Records to process ->
----

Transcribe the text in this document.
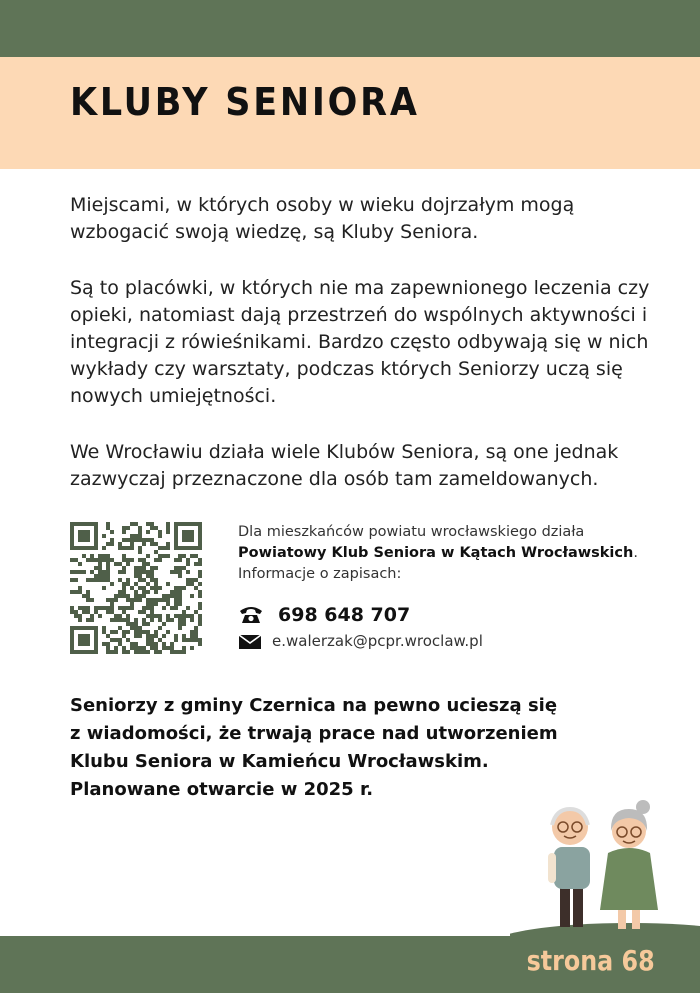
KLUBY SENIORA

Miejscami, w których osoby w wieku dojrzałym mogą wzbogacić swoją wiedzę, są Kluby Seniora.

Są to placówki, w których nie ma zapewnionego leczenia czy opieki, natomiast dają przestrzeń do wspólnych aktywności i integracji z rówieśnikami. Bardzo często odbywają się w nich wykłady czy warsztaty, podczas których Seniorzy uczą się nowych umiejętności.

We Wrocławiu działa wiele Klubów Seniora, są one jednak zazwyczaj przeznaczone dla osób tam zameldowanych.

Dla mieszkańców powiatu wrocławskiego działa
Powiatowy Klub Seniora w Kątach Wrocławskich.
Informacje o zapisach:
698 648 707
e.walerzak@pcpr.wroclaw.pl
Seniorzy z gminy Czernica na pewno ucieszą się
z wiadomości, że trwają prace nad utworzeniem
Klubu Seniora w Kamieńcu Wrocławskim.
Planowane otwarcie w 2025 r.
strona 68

----

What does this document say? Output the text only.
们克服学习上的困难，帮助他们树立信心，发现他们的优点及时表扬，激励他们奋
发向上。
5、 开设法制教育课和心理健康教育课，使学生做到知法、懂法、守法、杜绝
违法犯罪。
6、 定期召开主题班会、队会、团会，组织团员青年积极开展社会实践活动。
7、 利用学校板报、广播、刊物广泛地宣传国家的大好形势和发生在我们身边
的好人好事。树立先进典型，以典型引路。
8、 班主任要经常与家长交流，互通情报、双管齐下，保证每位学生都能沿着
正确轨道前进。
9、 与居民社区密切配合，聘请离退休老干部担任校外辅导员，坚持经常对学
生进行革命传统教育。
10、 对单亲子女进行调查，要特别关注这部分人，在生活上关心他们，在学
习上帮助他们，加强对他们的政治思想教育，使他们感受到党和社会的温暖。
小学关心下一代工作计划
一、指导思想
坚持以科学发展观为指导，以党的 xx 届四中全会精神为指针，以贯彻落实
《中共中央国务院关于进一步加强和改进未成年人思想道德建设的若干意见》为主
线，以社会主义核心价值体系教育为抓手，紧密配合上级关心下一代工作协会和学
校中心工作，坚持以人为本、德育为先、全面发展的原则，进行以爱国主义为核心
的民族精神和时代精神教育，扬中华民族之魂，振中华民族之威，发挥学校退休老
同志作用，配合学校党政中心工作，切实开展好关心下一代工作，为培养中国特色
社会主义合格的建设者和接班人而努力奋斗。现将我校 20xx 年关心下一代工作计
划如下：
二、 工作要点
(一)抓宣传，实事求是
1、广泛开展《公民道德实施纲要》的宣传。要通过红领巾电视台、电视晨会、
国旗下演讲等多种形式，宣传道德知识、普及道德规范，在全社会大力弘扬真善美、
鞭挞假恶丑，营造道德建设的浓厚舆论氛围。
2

----

Your task -> Copy out every line holding the string "działa".

Result ->
We Wrocławiu działa wiele Klubów Seniora, są one jednak zazwyczaj przeznaczone dla osób tam zameldowanych.
Dla mieszkańców powiatu wrocławskiego działa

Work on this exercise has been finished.